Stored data
+---+

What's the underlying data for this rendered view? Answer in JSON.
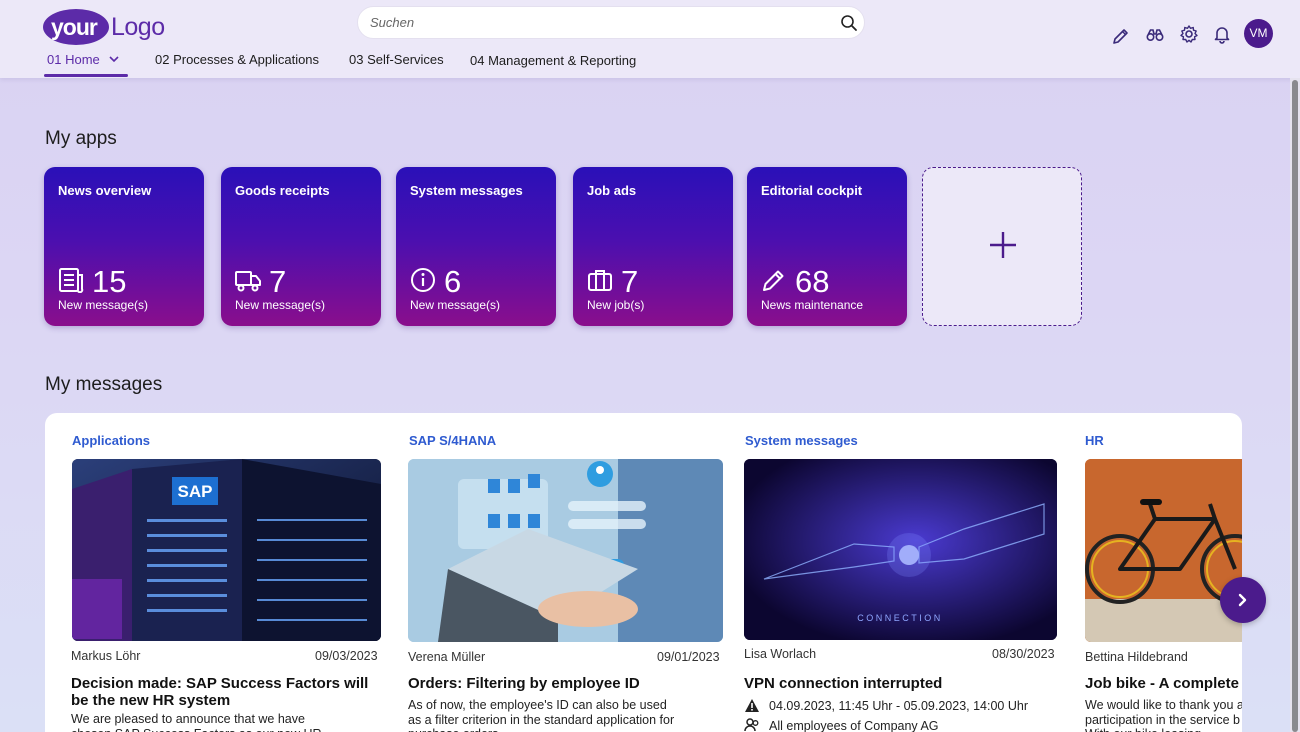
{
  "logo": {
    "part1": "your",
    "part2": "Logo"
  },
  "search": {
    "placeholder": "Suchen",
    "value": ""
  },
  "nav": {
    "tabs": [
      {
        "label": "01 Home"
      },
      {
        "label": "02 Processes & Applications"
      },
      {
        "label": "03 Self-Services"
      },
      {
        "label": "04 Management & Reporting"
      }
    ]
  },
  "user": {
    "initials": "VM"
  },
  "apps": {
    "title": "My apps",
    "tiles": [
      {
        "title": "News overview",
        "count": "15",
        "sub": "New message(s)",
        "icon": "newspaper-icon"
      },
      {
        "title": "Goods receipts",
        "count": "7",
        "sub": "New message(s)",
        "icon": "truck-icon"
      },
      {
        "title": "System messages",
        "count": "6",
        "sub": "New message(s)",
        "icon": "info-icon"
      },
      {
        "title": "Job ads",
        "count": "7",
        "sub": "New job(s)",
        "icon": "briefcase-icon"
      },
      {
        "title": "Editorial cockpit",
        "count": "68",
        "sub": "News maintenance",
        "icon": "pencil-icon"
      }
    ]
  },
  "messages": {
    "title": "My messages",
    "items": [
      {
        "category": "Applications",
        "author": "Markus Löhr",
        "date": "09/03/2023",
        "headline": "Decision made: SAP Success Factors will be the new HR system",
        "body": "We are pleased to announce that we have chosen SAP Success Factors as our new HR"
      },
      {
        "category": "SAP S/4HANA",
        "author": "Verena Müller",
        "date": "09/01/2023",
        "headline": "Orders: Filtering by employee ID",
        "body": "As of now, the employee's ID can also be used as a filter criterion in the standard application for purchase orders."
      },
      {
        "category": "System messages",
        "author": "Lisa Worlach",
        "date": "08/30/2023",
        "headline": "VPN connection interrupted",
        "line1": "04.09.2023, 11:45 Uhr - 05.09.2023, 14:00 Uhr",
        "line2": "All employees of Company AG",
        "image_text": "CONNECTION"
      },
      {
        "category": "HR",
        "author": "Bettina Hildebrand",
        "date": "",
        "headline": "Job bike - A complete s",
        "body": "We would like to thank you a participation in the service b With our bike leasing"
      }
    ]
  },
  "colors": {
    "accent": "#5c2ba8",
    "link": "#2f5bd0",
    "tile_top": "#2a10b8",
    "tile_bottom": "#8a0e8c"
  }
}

+---+

> _The exercise_: Skip the pictures, then retype every line above exactly.

> _The result_:
What's the underlying data for this rendered view? Answer in JSON.
{
  "logo": {
    "part1": "your",
    "part2": "Logo"
  },
  "search": {
    "placeholder": "Suchen",
    "value": ""
  },
  "nav": {
    "tabs": [
      {
        "label": "01 Home"
      },
      {
        "label": "02 Processes & Applications"
      },
      {
        "label": "03 Self-Services"
      },
      {
        "label": "04 Management & Reporting"
      }
    ]
  },
  "user": {
    "initials": "VM"
  },
  "apps": {
    "title": "My apps",
    "tiles": [
      {
        "title": "News overview",
        "count": "15",
        "sub": "New message(s)",
        "icon": "newspaper-icon"
      },
      {
        "title": "Goods receipts",
        "count": "7",
        "sub": "New message(s)",
        "icon": "truck-icon"
      },
      {
        "title": "System messages",
        "count": "6",
        "sub": "New message(s)",
        "icon": "info-icon"
      },
      {
        "title": "Job ads",
        "count": "7",
        "sub": "New job(s)",
        "icon": "briefcase-icon"
      },
      {
        "title": "Editorial cockpit",
        "count": "68",
        "sub": "News maintenance",
        "icon": "pencil-icon"
      }
    ]
  },
  "messages": {
    "title": "My messages",
    "items": [
      {
        "category": "Applications",
        "author": "Markus Löhr",
        "date": "09/03/2023",
        "headline": "Decision made: SAP Success Factors will be the new HR system",
        "body": "We are pleased to announce that we have chosen SAP Success Factors as our new HR"
      },
      {
        "category": "SAP S/4HANA",
        "author": "Verena Müller",
        "date": "09/01/2023",
        "headline": "Orders: Filtering by employee ID",
        "body": "As of now, the employee's ID can also be used as a filter criterion in the standard application for purchase orders."
      },
      {
        "category": "System messages",
        "author": "Lisa Worlach",
        "date": "08/30/2023",
        "headline": "VPN connection interrupted",
        "line1": "04.09.2023, 11:45 Uhr - 05.09.2023, 14:00 Uhr",
        "line2": "All employees of Company AG",
        "image_text": "CONNECTION"
      },
      {
        "category": "HR",
        "author": "Bettina Hildebrand",
        "date": "",
        "headline": "Job bike - A complete s",
        "body": "We would like to thank you a participation in the service b With our bike leasing"
      }
    ]
  },
  "colors": {
    "accent": "#5c2ba8",
    "link": "#2f5bd0",
    "tile_top": "#2a10b8",
    "tile_bottom": "#8a0e8c"
  }
}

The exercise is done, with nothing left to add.